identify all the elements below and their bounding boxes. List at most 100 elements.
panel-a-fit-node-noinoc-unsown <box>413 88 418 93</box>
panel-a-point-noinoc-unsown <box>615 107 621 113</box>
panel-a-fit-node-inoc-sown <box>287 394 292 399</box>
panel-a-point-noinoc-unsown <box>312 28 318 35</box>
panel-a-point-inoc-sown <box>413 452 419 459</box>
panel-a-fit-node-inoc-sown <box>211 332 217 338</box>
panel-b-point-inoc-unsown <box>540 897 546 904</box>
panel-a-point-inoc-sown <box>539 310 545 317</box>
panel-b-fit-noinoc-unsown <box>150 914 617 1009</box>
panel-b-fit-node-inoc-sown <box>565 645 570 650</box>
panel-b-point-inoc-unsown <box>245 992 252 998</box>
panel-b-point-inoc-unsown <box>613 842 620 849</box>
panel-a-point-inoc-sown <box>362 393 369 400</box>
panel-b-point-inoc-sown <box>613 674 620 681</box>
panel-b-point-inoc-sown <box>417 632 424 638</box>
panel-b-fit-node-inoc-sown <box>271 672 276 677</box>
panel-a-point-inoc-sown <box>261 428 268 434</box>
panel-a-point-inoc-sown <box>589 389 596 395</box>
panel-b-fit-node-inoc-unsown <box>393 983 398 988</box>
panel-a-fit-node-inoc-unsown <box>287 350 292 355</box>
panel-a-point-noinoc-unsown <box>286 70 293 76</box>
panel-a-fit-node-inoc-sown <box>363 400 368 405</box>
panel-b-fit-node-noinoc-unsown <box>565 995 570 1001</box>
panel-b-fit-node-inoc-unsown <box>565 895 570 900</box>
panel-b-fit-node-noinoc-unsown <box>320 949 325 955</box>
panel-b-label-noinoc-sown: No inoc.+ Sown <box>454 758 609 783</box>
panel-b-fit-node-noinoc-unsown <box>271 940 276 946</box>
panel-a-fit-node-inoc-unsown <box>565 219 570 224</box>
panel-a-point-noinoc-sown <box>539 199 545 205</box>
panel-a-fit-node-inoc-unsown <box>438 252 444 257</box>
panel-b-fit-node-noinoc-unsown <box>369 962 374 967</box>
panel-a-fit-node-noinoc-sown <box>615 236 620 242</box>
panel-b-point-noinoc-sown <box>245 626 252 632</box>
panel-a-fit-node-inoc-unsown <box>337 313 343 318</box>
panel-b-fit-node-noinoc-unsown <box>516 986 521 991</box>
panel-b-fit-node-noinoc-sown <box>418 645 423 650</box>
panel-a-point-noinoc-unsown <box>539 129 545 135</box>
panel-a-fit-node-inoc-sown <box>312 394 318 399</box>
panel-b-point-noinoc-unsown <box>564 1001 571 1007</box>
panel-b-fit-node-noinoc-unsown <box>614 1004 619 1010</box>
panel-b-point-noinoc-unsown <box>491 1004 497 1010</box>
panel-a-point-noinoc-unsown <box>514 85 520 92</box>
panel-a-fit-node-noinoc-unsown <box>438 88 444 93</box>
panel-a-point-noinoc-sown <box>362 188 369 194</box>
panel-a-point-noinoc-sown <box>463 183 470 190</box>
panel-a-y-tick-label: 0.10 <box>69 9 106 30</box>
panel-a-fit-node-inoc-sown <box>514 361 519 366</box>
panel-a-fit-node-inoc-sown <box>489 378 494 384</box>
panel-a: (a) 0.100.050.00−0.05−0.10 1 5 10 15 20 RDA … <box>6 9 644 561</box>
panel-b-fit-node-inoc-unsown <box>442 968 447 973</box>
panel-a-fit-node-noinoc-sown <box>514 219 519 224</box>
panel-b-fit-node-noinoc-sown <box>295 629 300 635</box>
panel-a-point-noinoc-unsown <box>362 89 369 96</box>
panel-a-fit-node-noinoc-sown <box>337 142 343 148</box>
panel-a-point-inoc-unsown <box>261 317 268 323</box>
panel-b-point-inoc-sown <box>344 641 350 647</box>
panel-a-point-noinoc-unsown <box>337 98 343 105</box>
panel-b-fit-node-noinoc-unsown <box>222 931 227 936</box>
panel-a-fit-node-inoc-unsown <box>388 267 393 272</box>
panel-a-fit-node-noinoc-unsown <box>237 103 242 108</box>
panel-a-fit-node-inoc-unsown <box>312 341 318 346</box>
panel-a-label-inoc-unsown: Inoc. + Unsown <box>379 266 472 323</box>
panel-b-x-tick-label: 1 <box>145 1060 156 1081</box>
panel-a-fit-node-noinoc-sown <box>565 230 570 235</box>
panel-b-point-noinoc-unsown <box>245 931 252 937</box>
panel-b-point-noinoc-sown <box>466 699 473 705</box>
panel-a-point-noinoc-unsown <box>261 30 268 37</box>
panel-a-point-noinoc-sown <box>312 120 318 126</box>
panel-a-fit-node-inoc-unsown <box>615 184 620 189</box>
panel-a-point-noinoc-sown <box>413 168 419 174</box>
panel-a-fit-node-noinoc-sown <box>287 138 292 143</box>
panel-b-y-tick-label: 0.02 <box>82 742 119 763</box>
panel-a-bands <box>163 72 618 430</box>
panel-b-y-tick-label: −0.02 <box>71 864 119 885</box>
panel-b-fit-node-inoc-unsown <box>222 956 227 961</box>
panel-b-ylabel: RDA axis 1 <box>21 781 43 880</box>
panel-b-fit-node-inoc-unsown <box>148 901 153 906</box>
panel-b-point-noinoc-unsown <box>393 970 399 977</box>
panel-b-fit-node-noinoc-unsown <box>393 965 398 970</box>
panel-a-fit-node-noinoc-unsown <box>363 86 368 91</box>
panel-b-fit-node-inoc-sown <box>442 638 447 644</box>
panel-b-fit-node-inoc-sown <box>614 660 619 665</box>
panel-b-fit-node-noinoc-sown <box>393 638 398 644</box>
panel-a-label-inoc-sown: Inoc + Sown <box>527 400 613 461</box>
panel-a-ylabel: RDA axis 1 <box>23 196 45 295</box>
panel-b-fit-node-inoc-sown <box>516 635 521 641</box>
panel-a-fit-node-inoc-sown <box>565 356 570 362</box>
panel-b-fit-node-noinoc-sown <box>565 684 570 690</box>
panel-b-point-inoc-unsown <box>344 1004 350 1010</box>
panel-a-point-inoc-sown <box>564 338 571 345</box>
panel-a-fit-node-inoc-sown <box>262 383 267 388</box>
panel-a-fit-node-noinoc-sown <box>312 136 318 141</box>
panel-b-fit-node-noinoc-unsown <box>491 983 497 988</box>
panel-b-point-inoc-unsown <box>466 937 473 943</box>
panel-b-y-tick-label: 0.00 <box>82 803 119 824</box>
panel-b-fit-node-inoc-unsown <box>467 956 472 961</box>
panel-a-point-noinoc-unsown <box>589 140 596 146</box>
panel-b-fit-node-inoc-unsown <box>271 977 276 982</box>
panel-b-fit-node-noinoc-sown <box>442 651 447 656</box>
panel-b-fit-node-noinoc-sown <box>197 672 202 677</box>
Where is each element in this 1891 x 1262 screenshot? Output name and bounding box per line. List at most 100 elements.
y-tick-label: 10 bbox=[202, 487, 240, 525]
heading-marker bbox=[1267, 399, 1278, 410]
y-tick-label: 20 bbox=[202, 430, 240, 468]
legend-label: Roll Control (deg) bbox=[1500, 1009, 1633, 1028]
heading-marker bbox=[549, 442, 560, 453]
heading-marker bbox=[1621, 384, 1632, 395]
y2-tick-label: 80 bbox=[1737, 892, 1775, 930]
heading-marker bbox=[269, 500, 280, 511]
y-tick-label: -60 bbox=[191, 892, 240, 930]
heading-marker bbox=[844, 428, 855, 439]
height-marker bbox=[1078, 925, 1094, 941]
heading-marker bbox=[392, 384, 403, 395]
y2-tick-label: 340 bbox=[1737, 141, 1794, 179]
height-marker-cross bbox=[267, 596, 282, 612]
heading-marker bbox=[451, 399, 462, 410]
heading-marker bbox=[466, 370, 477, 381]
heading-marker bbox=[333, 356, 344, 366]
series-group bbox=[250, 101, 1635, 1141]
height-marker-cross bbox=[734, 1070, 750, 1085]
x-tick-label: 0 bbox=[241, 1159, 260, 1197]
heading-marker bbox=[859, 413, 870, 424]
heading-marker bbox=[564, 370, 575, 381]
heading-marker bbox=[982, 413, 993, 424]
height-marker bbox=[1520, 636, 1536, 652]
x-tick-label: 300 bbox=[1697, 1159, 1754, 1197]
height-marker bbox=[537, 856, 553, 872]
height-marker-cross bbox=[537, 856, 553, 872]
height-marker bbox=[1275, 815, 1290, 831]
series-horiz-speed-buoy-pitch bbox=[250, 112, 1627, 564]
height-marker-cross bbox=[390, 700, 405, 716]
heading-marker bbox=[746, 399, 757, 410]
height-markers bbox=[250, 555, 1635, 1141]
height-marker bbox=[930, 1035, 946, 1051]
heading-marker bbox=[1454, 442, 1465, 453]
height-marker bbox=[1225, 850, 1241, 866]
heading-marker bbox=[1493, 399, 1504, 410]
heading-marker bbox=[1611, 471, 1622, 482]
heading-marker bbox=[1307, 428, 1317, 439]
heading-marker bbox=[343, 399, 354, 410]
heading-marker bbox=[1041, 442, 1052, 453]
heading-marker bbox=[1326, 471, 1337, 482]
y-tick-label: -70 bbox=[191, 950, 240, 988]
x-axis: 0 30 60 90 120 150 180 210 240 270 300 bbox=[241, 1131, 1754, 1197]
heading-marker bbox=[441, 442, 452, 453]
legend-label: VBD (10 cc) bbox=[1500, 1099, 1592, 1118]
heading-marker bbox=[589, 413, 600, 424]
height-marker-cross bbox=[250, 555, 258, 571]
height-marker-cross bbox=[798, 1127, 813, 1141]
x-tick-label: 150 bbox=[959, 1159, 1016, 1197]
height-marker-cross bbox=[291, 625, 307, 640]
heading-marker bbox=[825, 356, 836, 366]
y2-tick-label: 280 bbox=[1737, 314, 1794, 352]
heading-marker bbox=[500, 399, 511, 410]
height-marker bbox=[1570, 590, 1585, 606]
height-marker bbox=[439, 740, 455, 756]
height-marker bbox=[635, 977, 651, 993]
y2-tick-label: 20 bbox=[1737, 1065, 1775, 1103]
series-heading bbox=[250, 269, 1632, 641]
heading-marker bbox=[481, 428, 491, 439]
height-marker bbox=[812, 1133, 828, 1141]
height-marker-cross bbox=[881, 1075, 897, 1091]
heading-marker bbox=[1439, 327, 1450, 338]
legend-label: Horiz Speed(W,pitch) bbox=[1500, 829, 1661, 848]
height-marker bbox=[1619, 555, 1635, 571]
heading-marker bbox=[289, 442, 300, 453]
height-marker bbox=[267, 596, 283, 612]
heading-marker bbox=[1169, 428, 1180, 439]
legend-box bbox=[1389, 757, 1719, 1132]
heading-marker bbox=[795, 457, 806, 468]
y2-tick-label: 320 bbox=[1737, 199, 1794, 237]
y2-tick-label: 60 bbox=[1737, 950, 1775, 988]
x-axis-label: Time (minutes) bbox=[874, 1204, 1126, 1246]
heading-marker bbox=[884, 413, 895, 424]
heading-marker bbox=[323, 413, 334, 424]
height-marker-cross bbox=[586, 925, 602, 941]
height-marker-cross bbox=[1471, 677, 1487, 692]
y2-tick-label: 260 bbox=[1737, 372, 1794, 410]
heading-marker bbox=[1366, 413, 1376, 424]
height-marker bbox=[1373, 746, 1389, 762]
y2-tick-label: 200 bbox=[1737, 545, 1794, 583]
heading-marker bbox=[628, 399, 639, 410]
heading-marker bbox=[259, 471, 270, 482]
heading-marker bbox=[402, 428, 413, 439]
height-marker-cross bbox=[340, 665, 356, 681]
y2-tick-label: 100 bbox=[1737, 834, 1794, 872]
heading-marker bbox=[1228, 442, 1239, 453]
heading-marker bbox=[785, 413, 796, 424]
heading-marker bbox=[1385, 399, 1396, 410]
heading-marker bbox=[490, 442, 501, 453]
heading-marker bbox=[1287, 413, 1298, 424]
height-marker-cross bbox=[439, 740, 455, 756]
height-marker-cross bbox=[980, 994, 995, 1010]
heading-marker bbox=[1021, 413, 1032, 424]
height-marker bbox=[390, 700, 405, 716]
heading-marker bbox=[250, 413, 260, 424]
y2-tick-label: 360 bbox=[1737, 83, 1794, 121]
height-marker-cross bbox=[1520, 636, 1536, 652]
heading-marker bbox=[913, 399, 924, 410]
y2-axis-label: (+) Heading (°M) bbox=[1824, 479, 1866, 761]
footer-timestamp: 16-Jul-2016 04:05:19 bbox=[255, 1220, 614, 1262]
------------------------------------------------------------
Please write out the material as a numbered list, from its first line up to and including the line with "panel-b-point-noinoc-unsown <box>564 1001", and leave out any blank lines.

1. identify all the elements below and their bounding boxes. List at most 100 elements.
2. panel-a-fit-node-noinoc-unsown <box>413 88 418 93</box>
3. panel-a-point-noinoc-unsown <box>615 107 621 113</box>
4. panel-a-fit-node-inoc-sown <box>287 394 292 399</box>
5. panel-a-point-noinoc-unsown <box>312 28 318 35</box>
6. panel-a-point-inoc-sown <box>413 452 419 459</box>
7. panel-a-fit-node-inoc-sown <box>211 332 217 338</box>
8. panel-b-point-inoc-unsown <box>540 897 546 904</box>
9. panel-a-point-inoc-sown <box>539 310 545 317</box>
10. panel-b-fit-noinoc-unsown <box>150 914 617 1009</box>
11. panel-b-fit-node-inoc-sown <box>565 645 570 650</box>
12. panel-b-point-inoc-unsown <box>245 992 252 998</box>
13. panel-b-point-inoc-unsown <box>613 842 620 849</box>
14. panel-a-point-inoc-sown <box>362 393 369 400</box>
15. panel-b-point-inoc-sown <box>613 674 620 681</box>
16. panel-b-point-inoc-sown <box>417 632 424 638</box>
17. panel-b-fit-node-inoc-sown <box>271 672 276 677</box>
18. panel-a-point-inoc-sown <box>261 428 268 434</box>
19. panel-a-point-inoc-sown <box>589 389 596 395</box>
20. panel-b-fit-node-inoc-unsown <box>393 983 398 988</box>
21. panel-a-fit-node-inoc-unsown <box>287 350 292 355</box>
22. panel-a-point-noinoc-unsown <box>286 70 293 76</box>
23. panel-a-fit-node-inoc-sown <box>363 400 368 405</box>
24. panel-b-fit-node-noinoc-unsown <box>565 995 570 1001</box>
25. panel-b-fit-node-inoc-unsown <box>565 895 570 900</box>
26. panel-b-fit-node-noinoc-unsown <box>320 949 325 955</box>
27. panel-b-label-noinoc-sown: No inoc.+ Sown <box>454 758 609 783</box>
28. panel-b-fit-node-noinoc-unsown <box>271 940 276 946</box>
29. panel-a-fit-node-inoc-unsown <box>565 219 570 224</box>
30. panel-a-point-noinoc-sown <box>539 199 545 205</box>
31. panel-a-fit-node-inoc-unsown <box>438 252 444 257</box>
32. panel-b-fit-node-noinoc-unsown <box>369 962 374 967</box>
33. panel-a-fit-node-noinoc-sown <box>615 236 620 242</box>
34. panel-b-point-noinoc-sown <box>245 626 252 632</box>
35. panel-a-fit-node-inoc-unsown <box>337 313 343 318</box>
36. panel-b-fit-node-noinoc-unsown <box>516 986 521 991</box>
37. panel-b-fit-node-noinoc-sown <box>418 645 423 650</box>
38. panel-a-point-noinoc-unsown <box>539 129 545 135</box>
39. panel-a-fit-node-inoc-sown <box>312 394 318 399</box>
40. panel-b-point-noinoc-unsown <box>564 1001 571 1007</box>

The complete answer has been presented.